Stored data entries:
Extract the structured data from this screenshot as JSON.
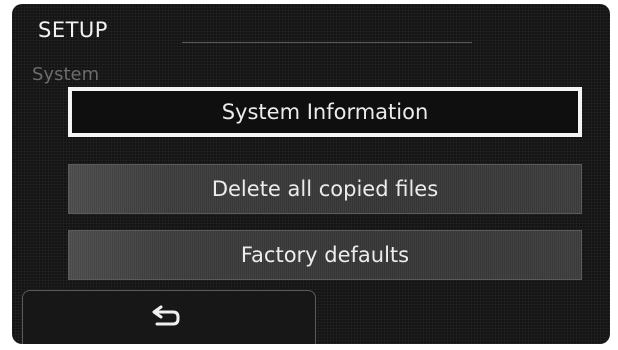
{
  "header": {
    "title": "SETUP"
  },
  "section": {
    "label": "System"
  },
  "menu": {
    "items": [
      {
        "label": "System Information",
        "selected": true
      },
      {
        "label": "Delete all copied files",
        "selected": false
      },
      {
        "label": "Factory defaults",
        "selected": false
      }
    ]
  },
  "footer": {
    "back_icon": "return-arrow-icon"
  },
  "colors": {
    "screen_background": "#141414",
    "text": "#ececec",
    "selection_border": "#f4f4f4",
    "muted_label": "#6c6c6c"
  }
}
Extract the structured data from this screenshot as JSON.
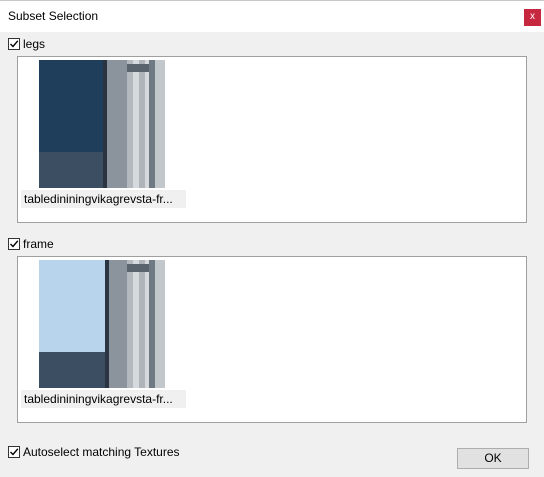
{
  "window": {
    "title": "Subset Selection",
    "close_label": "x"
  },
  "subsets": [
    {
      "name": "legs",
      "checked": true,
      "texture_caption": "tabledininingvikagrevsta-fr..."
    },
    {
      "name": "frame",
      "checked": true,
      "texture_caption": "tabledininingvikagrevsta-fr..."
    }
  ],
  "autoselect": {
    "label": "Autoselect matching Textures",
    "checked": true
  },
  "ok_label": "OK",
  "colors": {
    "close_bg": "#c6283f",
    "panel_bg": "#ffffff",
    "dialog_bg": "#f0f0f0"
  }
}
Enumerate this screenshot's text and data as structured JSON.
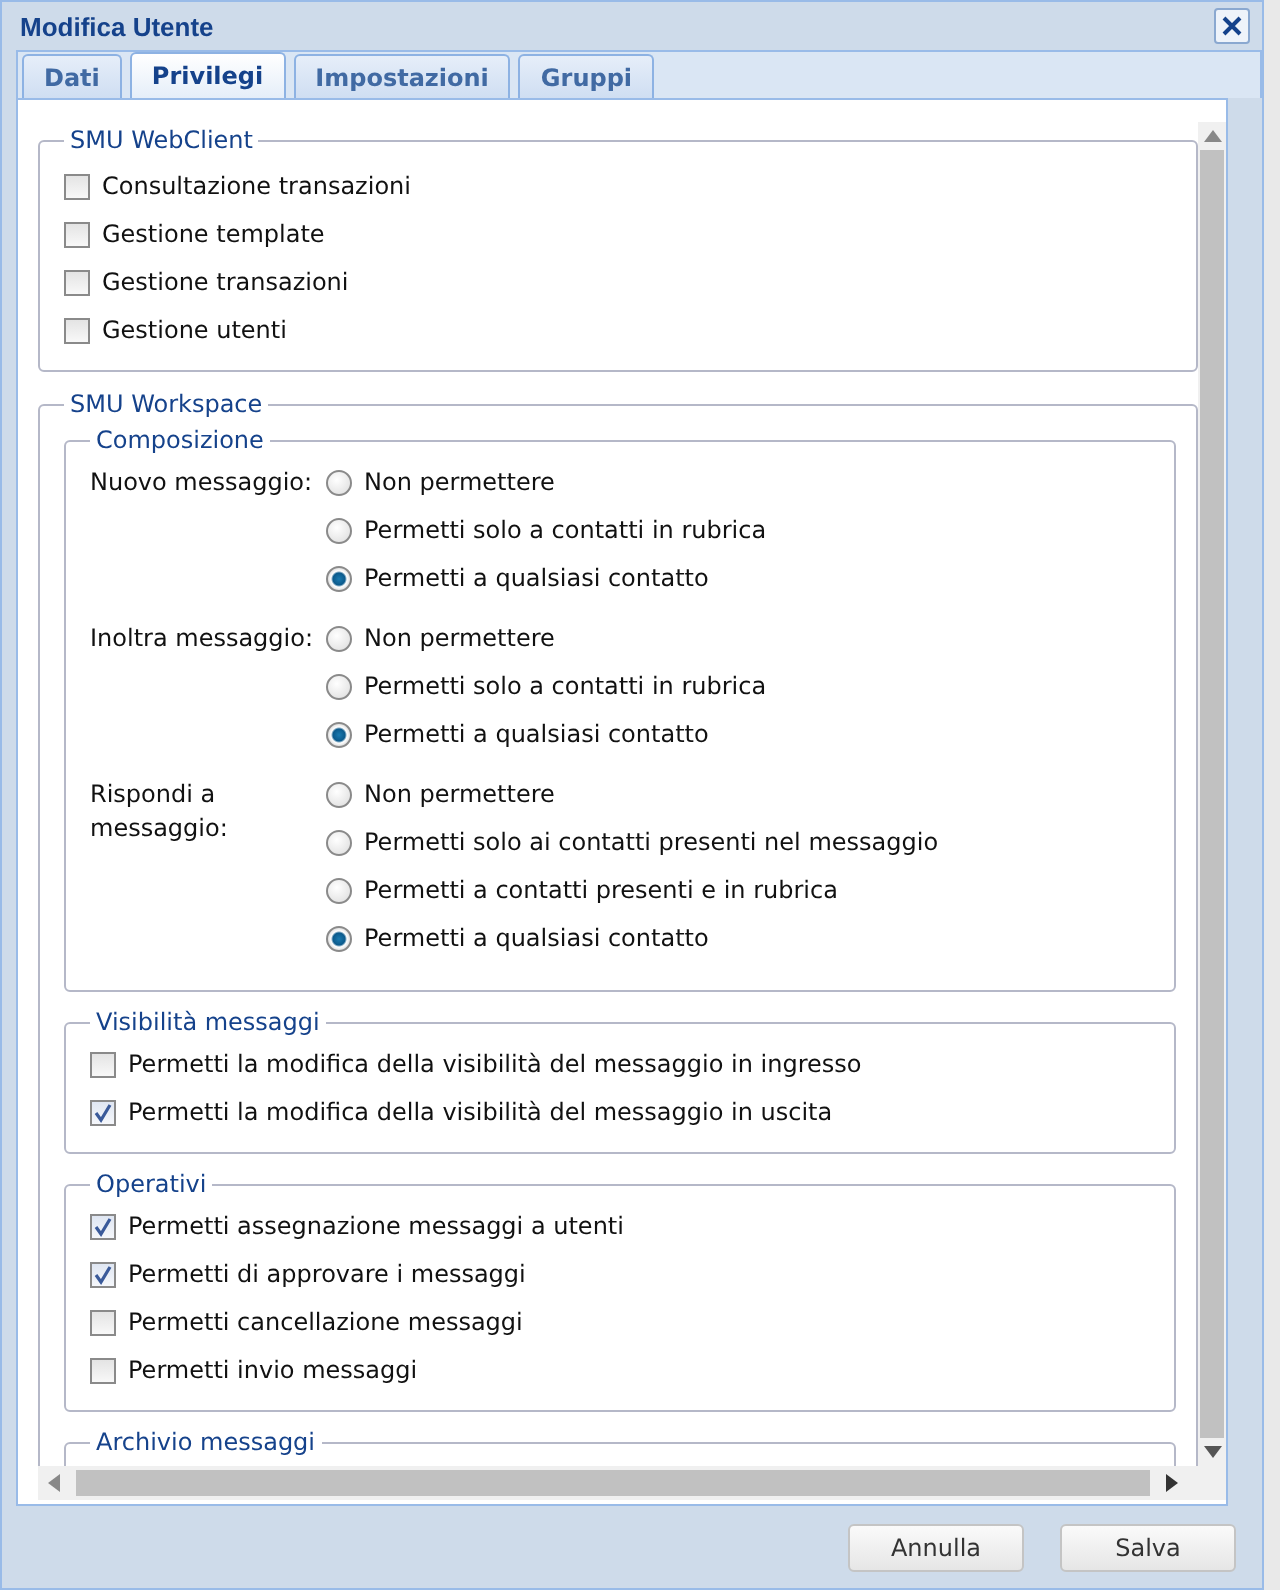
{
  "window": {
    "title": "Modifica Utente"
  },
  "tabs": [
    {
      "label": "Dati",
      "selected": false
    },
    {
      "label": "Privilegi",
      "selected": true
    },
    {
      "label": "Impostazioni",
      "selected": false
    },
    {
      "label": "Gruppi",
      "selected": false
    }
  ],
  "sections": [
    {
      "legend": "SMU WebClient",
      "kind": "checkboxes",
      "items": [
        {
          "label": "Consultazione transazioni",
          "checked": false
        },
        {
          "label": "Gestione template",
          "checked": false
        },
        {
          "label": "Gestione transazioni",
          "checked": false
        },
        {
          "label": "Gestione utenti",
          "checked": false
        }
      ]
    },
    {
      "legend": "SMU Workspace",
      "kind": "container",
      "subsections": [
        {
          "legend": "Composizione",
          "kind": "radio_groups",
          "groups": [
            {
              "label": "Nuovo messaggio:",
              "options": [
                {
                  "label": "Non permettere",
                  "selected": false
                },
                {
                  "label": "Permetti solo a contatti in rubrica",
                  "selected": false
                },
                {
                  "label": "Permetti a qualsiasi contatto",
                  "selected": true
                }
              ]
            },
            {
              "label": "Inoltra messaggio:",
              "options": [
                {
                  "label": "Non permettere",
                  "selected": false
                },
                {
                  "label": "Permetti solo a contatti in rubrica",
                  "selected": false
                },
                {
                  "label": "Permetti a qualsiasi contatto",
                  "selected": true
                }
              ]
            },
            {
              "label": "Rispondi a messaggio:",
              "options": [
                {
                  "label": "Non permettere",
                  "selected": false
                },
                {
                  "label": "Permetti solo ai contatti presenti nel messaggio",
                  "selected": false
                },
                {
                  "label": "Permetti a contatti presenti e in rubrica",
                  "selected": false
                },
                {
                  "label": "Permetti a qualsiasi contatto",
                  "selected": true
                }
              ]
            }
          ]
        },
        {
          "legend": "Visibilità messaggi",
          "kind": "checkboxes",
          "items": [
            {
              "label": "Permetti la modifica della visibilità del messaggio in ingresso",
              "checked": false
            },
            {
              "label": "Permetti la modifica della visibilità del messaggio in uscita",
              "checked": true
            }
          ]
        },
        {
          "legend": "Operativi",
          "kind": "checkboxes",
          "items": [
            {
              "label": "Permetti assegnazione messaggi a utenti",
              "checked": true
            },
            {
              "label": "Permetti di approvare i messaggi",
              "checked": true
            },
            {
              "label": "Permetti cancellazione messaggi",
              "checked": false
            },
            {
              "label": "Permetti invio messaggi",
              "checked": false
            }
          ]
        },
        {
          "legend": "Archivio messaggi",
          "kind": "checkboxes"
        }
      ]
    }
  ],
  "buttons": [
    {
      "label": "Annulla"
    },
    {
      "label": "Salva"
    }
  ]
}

--

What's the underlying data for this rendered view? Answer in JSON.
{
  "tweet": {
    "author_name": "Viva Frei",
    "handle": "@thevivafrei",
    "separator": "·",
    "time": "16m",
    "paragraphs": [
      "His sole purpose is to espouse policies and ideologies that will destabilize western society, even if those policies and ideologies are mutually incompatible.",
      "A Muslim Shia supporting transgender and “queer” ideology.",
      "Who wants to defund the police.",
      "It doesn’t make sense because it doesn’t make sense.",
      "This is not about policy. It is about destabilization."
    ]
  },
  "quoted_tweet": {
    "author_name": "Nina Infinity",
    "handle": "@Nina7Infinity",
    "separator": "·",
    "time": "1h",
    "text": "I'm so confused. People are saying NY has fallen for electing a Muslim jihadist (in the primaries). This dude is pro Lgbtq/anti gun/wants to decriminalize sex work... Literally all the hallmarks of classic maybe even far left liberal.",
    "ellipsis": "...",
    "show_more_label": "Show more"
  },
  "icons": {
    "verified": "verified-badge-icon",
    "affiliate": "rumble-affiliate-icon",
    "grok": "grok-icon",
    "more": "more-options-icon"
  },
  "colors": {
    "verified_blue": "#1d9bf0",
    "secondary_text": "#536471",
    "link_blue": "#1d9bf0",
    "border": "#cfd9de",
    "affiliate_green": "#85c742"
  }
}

- _GIVEN INSTRUCTION_
Give the number of lines in the entries above that include the string "kind". No other output is expected.

- _SOLVED EXERCISE_
6